──────── Selected excerpt ────────

Kevin Carter | Getty Images News | Getty Images

Early evidence suggests that White House policy is reducing the size of the immigrant labor force, in turn contributing to a recent drawdown in the overall U.S. labor pool, according to several economists.

CNBC spoke with a range of economists from financial firms, economic research institutions and think tanks, and also reviewed recent research notes and analyses that economists have published on immigration and the job market.

If a reduction in the immigrant labor force is sustained, such a trend would be a concern for the U.S. economy, those experts have said or written.

That’s because the economy will increasingly rely on immigrants to fuel population and labor force growth given demographic trends among the U.S.-born populace, like retirements among baby boomers and lower fertility rates, they said.

The downward shift in the immigrant labor force in recent months is “definitive,” said Mark Zandi, chief economist at Moody’s.

“There’s no debate what’s going on there,” Zandi said.

‘Signs are mounting’

President Donald Trump has pursued an immigration agenda that he’s referred to as “very aggressive.”

The White House has sought to expand and expedite deportations, end birthright citizenship and restrict access to asylum, among other actions, for example. Many measures are being challenged in court.

The Trump administration is also readying a rule to end the lottery for H-1B visas — temporary work visas for college graduates in “specialty” fields like architecture, law and tech — and adopt a selection process that favors higher-wage earners.

Available data makes it hard to track what’s happening to immigration flows and the immigrant labor pool in real time, economists said.

Some point to Bureau of Labor Statistics data as one signal.

The size of the foreign-born labor force has declined by about 1.2 million people since January, to 32.1 million total people in July, BLS data shows. (Some government data distinguishes between “foreign-born” and “native-born” workers — or, immigrants versus those born in the U.S.)

Nancy Vanden Houten, lead economist at Oxford Economics, cited the data in an Aug. 1 research note.

“[S]igns are mounting that the foreign-born labor force is shrinking due to the Trump administration’s immigration policies,” she wrote.

The U.S. labor force includes all people age 16 and older who are actively working or looking for work.

The BLS’ reported decline in the foreign-born labor force has been “very dramatic” and larger than expected, said Stephen Brown, deputy chief North America economist at Capital Economics.

────────

→ **Exercise prompt**: Continue the article above on immigration policy and the U.S. labor force, starting after its final sentence.

──────── Stored records ────────

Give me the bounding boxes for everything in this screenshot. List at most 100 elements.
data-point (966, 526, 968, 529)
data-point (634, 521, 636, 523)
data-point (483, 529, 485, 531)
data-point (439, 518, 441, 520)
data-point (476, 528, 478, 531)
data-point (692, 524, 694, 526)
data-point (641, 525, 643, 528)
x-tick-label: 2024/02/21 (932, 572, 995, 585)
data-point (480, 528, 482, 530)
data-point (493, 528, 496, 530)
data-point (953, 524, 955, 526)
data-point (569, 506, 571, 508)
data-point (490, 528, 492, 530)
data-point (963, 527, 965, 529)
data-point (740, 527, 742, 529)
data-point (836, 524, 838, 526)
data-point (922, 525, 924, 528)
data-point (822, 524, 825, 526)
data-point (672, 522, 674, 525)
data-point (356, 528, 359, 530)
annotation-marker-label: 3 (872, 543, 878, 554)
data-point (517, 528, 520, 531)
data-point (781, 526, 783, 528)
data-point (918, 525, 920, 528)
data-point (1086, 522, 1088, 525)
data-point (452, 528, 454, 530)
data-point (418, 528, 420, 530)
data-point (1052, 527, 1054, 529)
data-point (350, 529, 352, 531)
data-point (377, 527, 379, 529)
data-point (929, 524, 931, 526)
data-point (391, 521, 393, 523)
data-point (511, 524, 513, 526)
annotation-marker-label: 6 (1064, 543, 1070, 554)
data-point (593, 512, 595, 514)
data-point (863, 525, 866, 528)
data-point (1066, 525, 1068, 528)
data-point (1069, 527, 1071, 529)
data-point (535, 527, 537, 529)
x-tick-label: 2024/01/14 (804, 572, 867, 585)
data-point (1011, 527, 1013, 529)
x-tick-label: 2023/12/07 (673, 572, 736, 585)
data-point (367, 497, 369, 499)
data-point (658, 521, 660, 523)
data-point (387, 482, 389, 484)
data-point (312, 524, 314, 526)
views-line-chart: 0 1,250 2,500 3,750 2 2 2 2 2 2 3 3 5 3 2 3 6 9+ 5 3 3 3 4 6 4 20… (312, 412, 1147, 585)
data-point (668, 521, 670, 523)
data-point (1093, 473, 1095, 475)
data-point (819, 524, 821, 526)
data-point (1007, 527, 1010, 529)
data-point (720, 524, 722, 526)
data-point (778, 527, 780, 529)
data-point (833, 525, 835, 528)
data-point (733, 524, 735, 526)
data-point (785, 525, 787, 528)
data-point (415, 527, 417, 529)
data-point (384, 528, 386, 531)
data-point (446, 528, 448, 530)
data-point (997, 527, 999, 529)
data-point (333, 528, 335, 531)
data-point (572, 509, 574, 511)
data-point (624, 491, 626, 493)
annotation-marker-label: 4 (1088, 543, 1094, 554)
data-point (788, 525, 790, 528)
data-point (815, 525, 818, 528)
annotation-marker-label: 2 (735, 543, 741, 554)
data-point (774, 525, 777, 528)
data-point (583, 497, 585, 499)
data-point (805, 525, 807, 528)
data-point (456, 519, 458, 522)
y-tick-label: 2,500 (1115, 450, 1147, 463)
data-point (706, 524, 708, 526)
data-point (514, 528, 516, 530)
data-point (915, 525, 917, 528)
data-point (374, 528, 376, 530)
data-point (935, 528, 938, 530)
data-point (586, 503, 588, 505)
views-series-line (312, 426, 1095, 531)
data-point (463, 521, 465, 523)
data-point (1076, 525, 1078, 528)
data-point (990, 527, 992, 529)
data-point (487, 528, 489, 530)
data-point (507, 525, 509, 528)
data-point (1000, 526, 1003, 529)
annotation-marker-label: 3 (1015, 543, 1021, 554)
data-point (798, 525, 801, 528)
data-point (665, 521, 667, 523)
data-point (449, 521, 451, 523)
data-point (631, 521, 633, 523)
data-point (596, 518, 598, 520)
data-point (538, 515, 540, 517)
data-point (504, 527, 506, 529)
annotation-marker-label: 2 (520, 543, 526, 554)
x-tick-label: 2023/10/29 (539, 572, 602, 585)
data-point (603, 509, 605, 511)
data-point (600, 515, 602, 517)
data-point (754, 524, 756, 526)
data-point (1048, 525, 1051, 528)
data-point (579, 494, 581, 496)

────────

→ **Task response**:
In July, the labor force participation rate had declined 0.3 percentage point for native-born workers compared with a year earlier, but had fallen by a much larger 1.2 percentage points for foreign-born workers, according to a J.P. Morgan analysis.

“[M]any immigrants appear to be leaving the labor force, wrote David Kelly, chief global strategist at J.P. Morgan Asset Management.

White House spokesperson Abigail Jackson said in an emailed statement that the Trump administration is committed to helping U.S. employers “ensure they have the legal workforce they need to be successful.”

“There is no shortage of American minds and hands to grow our labor force, and President Trump’s agenda to create jobs for American workers represents this Administration’s commitment to capitalizing on that untapped potential while delivering on our mandate to enforce our immigration laws,” Jackson wrote.

‘Significantly weaker’ job growth

Some economists say the BLS data on the foreign-born and native-born labor force segments isn’t a reliable gauge of near-term trends, due to various quirks in how it’s collected and reported.

Trump questioned the accuracy of BLS statistics and fired the bureau’s chief in August after a monthly report showed unexpectedly weak job growth.

But there’s other evidence that economists point to that also suggests the immigrant labor pool is shrinking.

For example, job growth among industries that rely more heavily on undocumented immigrants has been “significantly weaker” than in the rest of the private sector, said Jed Kolko, a senior fellow at the Peterson Institute for International Economics and former undersecretary for economic affairs at the U.S. Department of Commerce during the Biden administration.

Job growth in those industries — such as hotels, restaurants, construction and home health aides — has been flat since the start of 2025, said Kolko. In July, jobs grew at a 0% rate in immigrant-heavy industries, he found.

Meanwhile, job growth has slowed in the rest of the private sector — a roughly 0.6% pace in July — but the deceleration wasn’t as stark, he said.

Kolko analyzed federal data to calculate the three-month average annualized rate of employment growth in respective industries.

[S]igns are mounting that the foreign-born labor force is shrinking due to the Trump administration’s immigration policies.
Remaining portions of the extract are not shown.